Scan the material and copy every line in which "JSON" appears.

▽

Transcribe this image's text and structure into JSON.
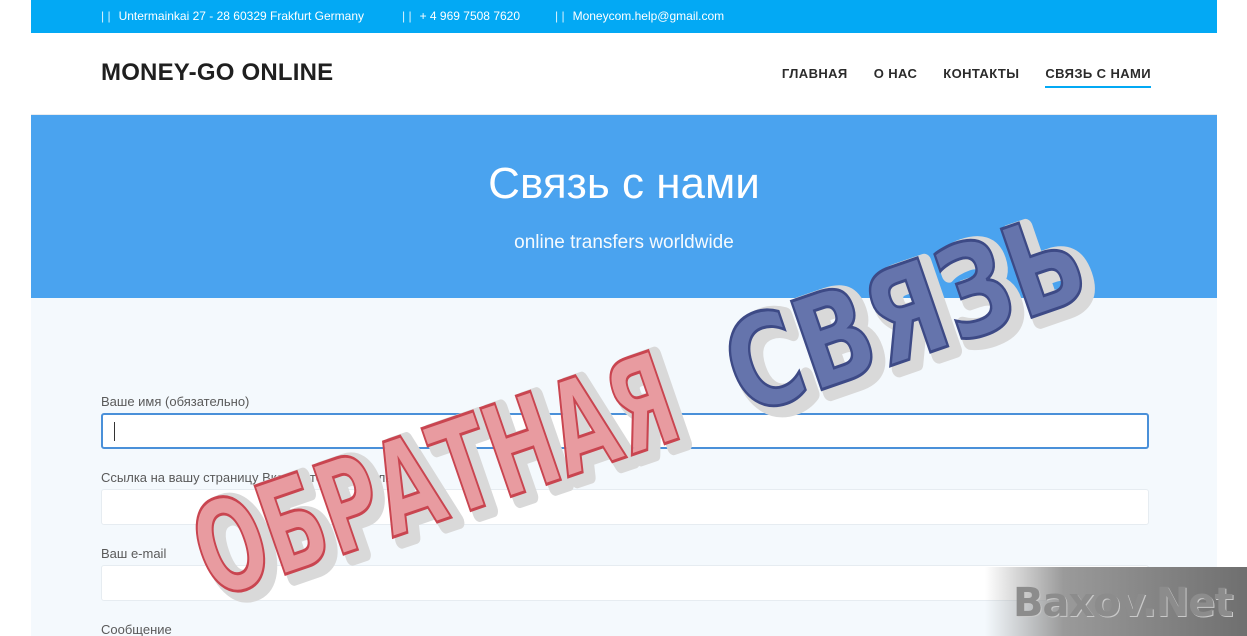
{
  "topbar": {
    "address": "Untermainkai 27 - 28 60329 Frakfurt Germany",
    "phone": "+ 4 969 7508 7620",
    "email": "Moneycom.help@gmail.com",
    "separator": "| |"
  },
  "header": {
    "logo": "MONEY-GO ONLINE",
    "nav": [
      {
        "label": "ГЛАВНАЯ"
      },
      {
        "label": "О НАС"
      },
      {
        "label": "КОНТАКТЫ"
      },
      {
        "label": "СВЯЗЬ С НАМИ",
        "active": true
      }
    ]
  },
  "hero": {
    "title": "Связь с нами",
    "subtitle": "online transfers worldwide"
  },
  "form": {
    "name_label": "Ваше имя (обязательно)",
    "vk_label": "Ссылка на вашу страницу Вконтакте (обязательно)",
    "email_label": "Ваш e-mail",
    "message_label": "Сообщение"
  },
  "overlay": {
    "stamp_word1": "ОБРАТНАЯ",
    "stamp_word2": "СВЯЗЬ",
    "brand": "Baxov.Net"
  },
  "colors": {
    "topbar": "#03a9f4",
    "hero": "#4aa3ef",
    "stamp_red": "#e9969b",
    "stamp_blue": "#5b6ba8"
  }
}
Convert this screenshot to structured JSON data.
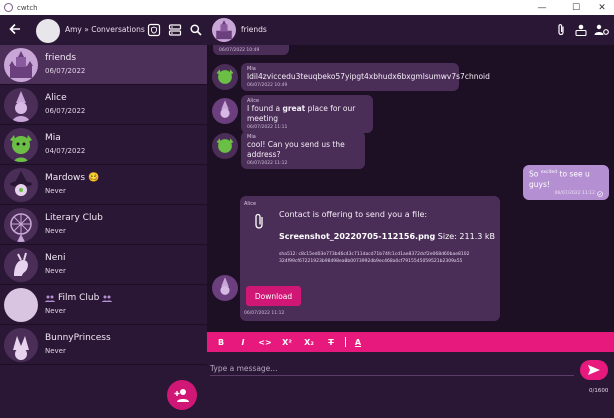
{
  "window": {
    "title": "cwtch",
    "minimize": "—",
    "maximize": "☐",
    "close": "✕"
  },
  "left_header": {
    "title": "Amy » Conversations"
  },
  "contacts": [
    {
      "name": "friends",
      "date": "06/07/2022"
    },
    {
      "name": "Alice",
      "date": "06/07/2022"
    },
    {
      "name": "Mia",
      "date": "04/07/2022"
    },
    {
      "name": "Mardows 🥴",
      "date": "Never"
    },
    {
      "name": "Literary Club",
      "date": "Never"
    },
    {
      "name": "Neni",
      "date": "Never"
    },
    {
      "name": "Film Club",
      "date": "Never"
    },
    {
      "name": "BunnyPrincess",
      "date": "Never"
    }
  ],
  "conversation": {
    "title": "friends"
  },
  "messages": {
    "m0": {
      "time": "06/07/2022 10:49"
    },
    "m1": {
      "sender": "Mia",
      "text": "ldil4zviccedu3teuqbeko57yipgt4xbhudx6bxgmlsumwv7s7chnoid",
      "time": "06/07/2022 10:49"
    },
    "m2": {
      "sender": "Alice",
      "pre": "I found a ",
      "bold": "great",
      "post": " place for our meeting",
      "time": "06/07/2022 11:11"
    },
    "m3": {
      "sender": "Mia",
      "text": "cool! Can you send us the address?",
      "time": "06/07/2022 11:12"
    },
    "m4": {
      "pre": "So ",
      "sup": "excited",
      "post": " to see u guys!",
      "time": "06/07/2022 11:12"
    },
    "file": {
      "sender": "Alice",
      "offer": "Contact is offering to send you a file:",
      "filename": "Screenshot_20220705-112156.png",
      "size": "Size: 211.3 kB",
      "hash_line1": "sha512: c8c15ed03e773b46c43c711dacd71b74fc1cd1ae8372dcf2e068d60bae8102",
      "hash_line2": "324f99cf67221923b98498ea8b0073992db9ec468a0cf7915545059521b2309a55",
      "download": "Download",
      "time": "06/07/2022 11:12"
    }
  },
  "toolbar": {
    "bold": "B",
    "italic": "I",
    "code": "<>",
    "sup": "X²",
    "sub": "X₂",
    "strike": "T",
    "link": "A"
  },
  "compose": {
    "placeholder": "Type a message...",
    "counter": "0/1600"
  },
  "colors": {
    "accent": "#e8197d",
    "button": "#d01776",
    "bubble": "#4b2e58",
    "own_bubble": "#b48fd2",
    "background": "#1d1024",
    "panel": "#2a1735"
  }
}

△
▽

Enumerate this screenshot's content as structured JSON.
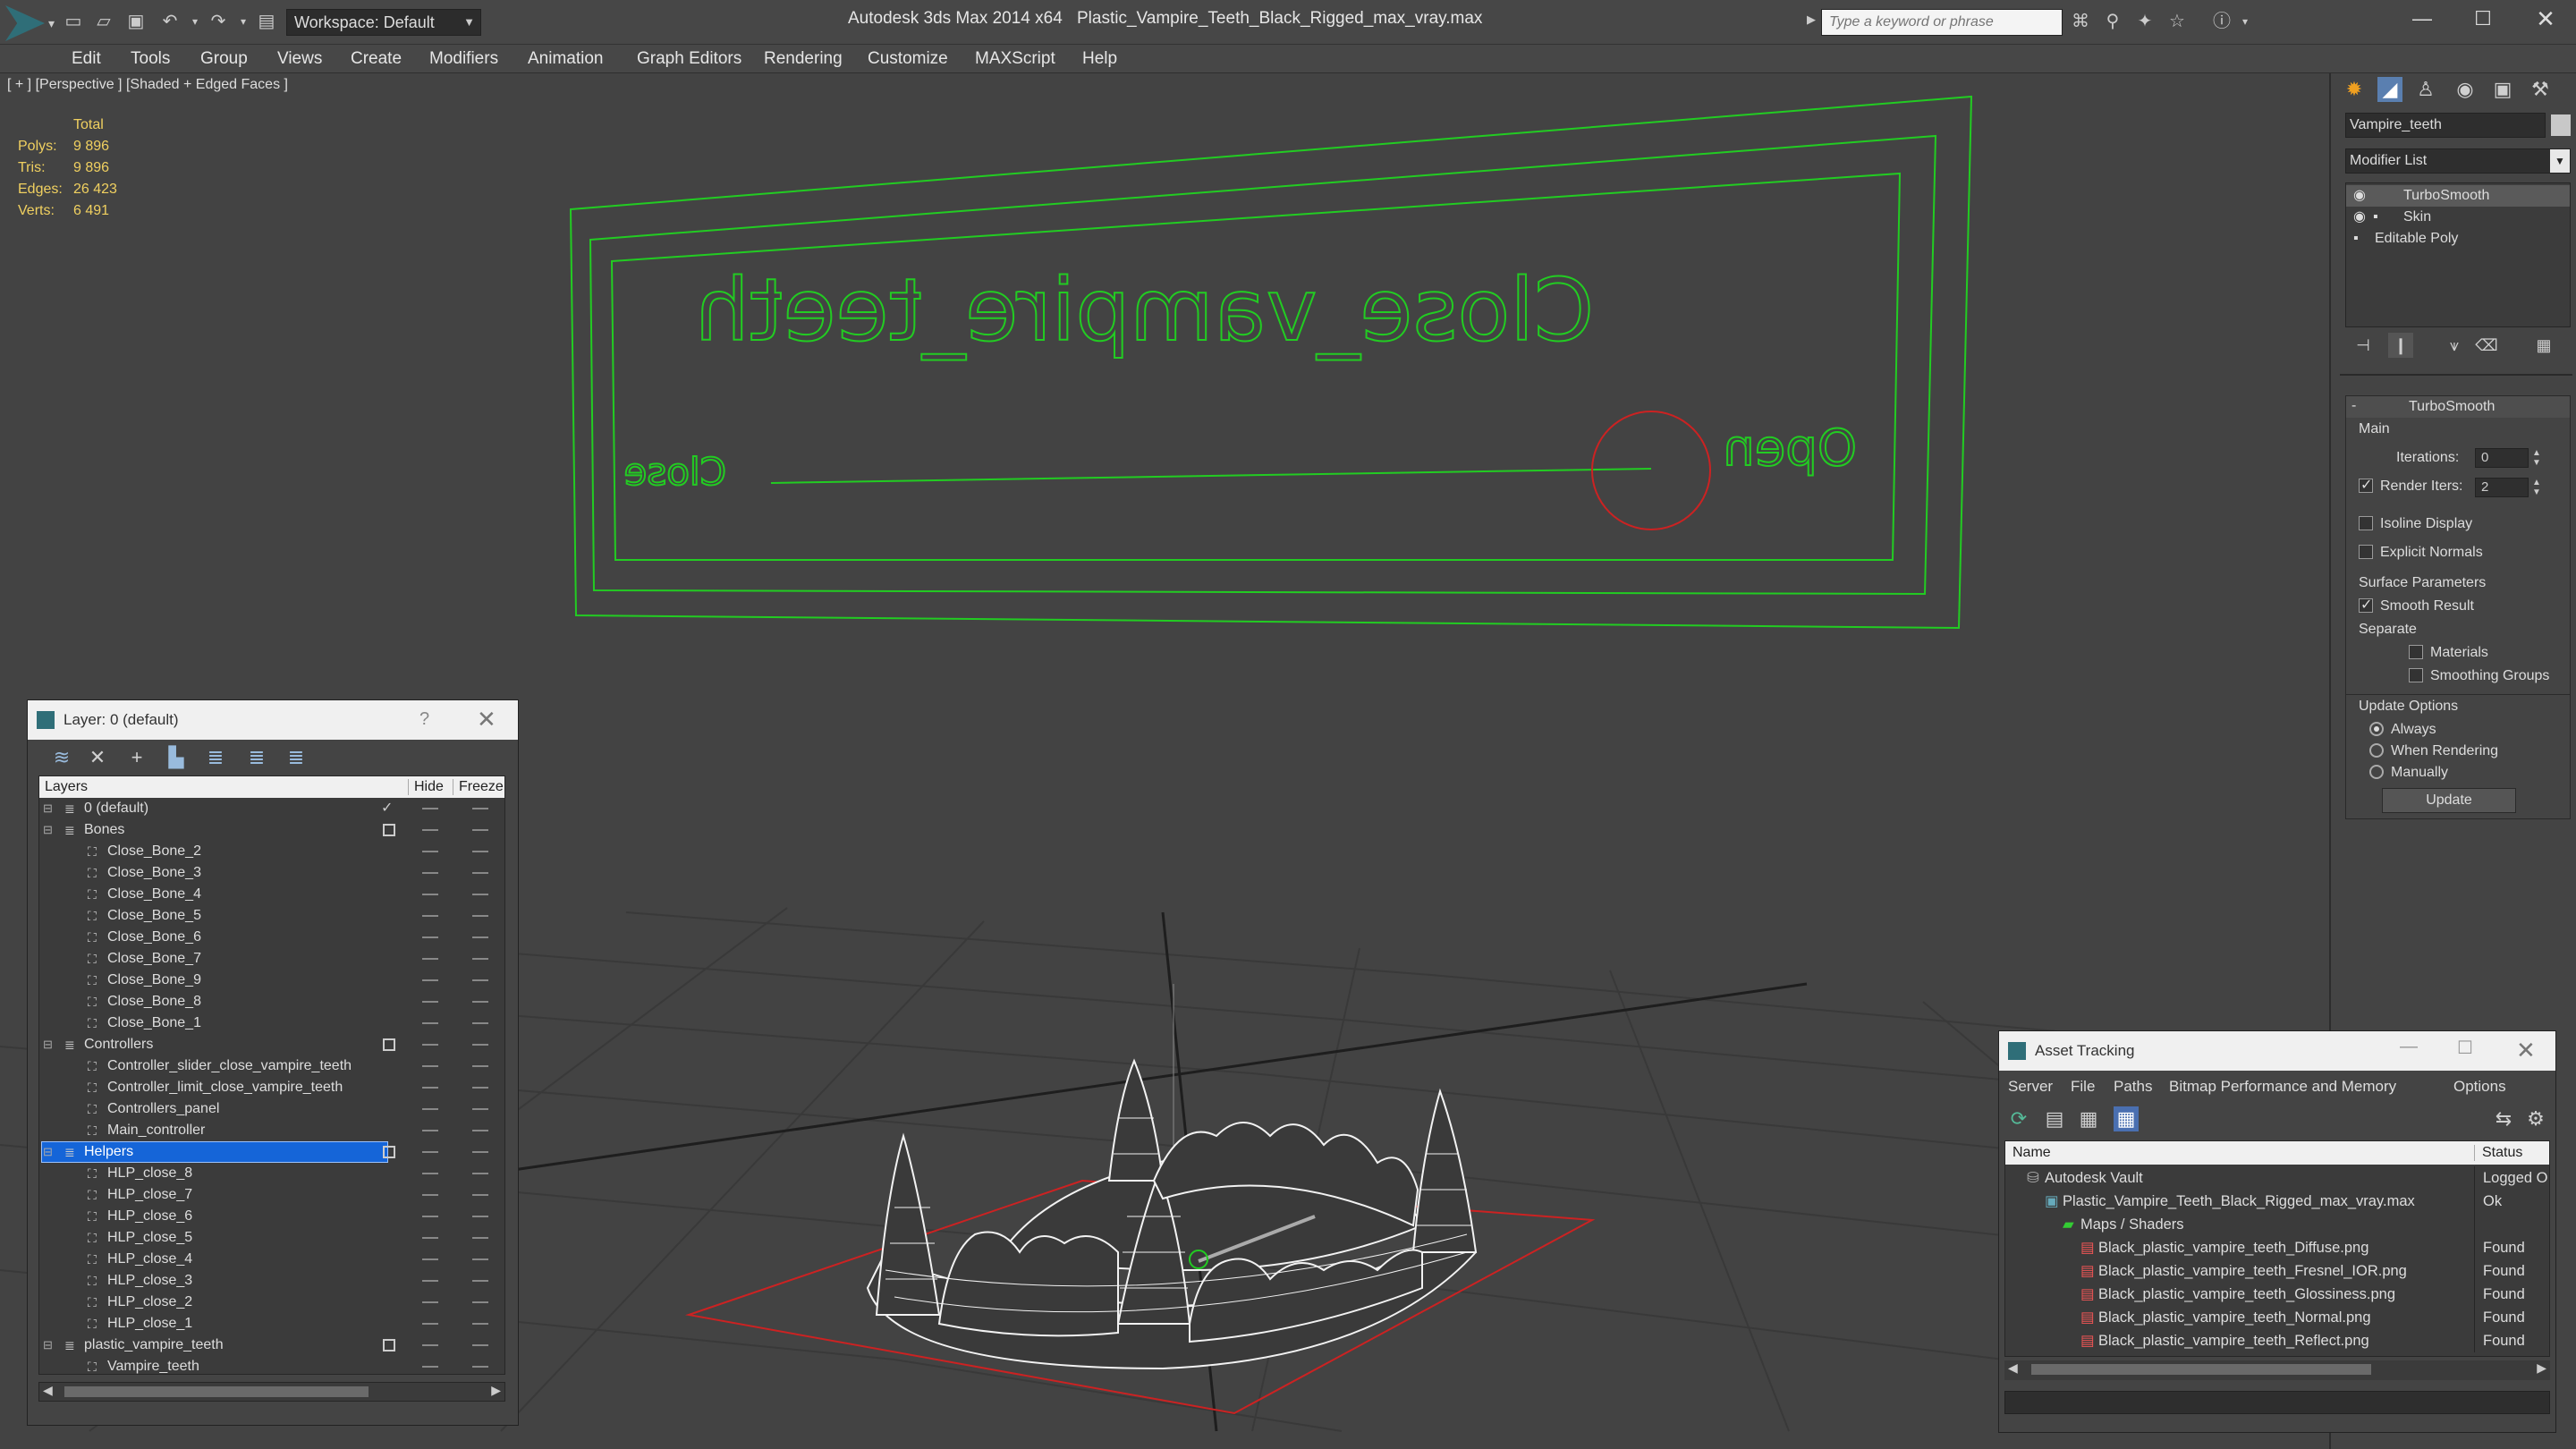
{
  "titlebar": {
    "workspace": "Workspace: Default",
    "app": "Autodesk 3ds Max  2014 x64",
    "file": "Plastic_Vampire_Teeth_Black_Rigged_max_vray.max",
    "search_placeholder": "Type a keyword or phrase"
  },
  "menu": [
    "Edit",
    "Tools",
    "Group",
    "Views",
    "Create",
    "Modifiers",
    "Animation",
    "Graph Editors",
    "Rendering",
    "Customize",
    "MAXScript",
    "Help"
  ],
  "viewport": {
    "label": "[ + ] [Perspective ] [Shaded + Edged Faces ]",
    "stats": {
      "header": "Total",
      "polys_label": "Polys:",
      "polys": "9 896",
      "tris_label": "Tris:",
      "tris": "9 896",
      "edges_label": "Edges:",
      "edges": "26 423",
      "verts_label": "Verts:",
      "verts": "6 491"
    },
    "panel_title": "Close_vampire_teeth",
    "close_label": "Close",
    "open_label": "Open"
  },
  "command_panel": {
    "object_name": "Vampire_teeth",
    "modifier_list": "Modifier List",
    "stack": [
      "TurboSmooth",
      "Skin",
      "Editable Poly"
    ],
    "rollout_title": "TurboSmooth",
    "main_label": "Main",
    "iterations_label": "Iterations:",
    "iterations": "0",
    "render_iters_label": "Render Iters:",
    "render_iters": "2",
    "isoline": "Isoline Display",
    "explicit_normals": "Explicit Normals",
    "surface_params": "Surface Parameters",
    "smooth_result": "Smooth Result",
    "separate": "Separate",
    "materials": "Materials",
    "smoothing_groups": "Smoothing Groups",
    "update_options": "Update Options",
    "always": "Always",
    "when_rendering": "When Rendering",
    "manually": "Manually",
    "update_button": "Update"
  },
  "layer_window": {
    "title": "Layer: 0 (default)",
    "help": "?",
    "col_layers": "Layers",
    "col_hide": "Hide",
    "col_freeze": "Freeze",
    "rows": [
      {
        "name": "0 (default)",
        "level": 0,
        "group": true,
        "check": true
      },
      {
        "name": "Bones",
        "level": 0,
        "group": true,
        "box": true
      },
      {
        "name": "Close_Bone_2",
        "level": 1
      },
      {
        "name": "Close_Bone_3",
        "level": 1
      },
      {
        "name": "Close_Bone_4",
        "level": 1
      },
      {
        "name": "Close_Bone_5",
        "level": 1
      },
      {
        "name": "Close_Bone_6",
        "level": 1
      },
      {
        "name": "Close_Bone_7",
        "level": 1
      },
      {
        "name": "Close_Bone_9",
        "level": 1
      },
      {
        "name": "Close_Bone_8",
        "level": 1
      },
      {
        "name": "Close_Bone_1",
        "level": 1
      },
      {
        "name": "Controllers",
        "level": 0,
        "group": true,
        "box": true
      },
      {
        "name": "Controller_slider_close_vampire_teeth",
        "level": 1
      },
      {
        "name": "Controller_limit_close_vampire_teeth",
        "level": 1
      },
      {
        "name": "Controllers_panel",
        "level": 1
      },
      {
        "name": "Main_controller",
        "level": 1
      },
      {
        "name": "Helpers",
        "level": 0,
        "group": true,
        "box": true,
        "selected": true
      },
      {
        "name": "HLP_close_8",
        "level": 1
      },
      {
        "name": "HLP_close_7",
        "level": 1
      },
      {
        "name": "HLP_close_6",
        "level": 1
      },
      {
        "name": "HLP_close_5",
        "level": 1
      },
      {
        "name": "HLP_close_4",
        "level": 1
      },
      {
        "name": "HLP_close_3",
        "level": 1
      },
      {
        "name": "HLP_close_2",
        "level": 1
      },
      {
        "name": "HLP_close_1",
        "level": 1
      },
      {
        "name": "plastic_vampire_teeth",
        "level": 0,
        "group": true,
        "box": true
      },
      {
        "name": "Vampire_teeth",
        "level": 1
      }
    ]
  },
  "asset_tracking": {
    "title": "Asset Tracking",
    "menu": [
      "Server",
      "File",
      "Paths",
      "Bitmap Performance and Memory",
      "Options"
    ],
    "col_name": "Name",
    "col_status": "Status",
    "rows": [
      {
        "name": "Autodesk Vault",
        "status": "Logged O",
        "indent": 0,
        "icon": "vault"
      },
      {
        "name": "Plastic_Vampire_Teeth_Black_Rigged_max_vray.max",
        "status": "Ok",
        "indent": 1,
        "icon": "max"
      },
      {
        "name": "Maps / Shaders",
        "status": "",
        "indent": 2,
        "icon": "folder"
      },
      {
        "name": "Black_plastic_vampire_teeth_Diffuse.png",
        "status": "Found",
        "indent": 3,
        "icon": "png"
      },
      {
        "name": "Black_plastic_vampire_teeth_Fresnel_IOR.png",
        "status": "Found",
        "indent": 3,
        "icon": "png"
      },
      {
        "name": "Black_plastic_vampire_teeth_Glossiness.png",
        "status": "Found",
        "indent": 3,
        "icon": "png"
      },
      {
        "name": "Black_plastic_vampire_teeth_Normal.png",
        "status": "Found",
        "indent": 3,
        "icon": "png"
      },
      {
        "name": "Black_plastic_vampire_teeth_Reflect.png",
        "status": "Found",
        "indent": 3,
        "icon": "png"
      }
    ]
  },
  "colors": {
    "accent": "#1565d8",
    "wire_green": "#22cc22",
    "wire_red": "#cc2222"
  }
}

△
▽

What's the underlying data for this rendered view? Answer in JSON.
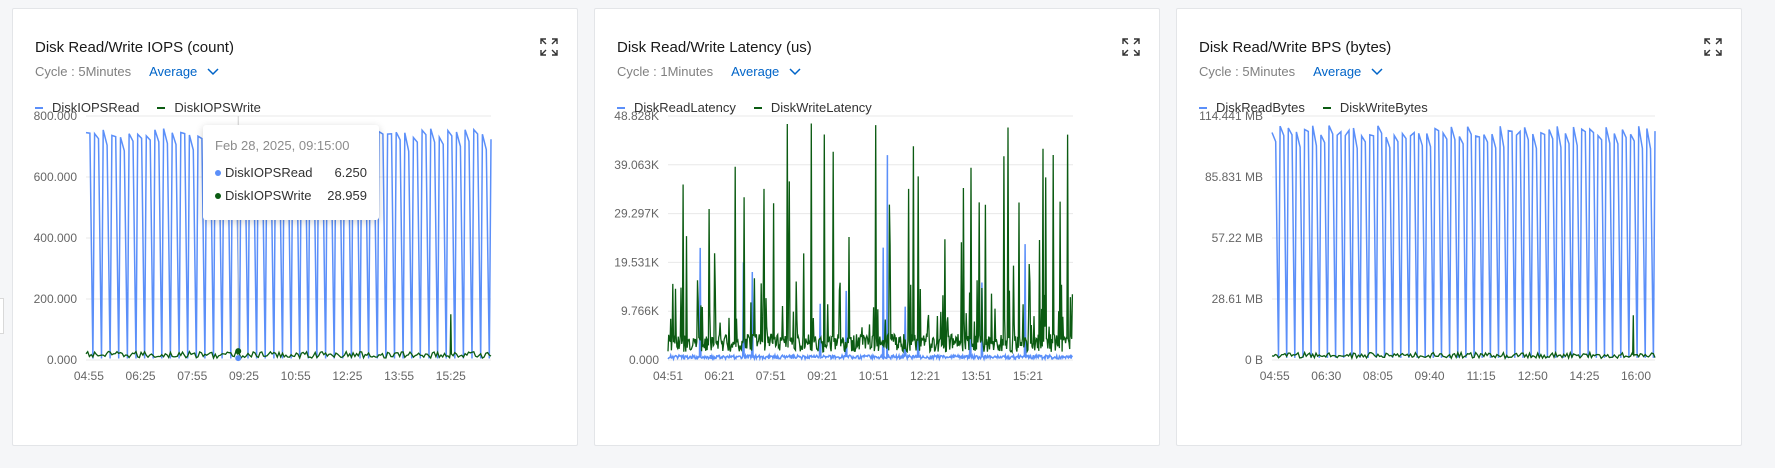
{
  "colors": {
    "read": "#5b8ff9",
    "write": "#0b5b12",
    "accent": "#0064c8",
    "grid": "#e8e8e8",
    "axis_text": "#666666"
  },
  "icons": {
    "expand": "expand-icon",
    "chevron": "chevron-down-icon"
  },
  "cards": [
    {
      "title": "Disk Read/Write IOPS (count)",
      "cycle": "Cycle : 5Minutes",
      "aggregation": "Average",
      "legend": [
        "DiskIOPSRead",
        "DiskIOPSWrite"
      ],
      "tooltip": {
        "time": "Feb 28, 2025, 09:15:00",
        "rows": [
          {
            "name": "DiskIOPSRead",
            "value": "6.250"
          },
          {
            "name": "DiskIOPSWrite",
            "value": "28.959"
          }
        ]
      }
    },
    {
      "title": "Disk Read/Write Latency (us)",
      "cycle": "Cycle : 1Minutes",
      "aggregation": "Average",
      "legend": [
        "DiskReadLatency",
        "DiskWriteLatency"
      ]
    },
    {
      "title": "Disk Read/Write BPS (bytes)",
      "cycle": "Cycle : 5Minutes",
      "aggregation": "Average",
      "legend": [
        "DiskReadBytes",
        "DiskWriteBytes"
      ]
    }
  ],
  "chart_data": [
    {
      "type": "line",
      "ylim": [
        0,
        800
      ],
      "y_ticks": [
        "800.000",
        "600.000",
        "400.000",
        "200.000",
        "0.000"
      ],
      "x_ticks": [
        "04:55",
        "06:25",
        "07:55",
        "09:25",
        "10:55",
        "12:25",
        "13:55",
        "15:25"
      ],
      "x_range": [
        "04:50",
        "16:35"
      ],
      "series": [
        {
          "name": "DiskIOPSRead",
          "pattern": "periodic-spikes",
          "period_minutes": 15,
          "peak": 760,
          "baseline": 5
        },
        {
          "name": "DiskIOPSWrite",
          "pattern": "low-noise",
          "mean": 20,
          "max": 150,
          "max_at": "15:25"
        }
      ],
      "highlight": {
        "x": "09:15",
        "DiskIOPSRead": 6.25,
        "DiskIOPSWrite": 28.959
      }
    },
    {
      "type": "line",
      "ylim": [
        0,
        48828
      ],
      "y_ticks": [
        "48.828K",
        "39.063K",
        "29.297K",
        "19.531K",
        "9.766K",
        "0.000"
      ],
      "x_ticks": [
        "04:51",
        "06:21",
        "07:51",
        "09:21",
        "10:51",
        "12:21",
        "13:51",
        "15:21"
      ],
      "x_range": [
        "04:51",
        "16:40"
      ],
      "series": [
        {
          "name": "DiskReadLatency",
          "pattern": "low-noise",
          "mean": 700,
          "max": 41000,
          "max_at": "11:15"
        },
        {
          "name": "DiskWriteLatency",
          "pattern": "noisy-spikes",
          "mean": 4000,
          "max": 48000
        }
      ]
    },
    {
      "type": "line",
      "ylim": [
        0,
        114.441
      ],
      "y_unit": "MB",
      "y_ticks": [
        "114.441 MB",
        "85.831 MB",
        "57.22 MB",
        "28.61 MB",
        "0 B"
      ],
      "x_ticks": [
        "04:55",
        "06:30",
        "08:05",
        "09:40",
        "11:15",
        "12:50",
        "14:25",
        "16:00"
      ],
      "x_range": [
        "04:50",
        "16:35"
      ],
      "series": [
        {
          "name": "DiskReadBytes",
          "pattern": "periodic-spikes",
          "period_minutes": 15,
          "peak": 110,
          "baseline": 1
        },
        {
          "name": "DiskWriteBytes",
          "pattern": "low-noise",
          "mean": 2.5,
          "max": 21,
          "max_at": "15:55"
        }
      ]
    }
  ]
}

△

- _Completed task_:
Transcribe this image's text and structure into JSON.
Convert this screenshot to structured JSON data.
Enumerate this screenshot's content as structured JSON.
What's the underlying data for this rendered view? Answer in JSON.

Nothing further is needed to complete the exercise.